## [Challenge]
Please give the listing again in its entirety, exactly as written.

## [Information provided]
::::::::::
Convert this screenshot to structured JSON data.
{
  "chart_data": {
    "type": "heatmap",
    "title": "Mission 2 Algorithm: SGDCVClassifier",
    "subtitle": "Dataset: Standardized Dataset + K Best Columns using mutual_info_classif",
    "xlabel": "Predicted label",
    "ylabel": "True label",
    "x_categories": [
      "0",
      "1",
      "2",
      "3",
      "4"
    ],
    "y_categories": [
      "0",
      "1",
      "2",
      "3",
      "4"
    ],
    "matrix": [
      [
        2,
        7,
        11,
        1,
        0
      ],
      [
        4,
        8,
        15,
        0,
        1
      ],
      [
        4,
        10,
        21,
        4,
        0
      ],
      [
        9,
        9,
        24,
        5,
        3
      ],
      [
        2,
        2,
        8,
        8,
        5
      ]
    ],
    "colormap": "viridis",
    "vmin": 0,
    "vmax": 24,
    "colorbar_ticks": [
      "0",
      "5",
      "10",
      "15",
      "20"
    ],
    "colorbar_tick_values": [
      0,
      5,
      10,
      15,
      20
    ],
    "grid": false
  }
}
::::::::::
## [Task result]
Convert this screenshot to structured JSON data.
{
  "chart_data": {
    "type": "heatmap",
    "title": "Mission 2 Algorithm: SGDCVClassifier",
    "subtitle": "Dataset: Standardized Dataset + K Best Columns using mutual_info_classif",
    "xlabel": "Predicted label",
    "ylabel": "True label",
    "x_categories": [
      "0",
      "1",
      "2",
      "3",
      "4"
    ],
    "y_categories": [
      "0",
      "1",
      "2",
      "3",
      "4"
    ],
    "matrix": [
      [
        2,
        7,
        11,
        1,
        0
      ],
      [
        4,
        8,
        15,
        0,
        1
      ],
      [
        4,
        10,
        21,
        4,
        0
      ],
      [
        9,
        9,
        24,
        5,
        3
      ],
      [
        2,
        2,
        8,
        8,
        5
      ]
    ],
    "colormap": "viridis",
    "vmin": 0,
    "vmax": 24,
    "colorbar_ticks": [
      "0",
      "5",
      "10",
      "15",
      "20"
    ],
    "colorbar_tick_values": [
      0,
      5,
      10,
      15,
      20
    ],
    "grid": false
  }
}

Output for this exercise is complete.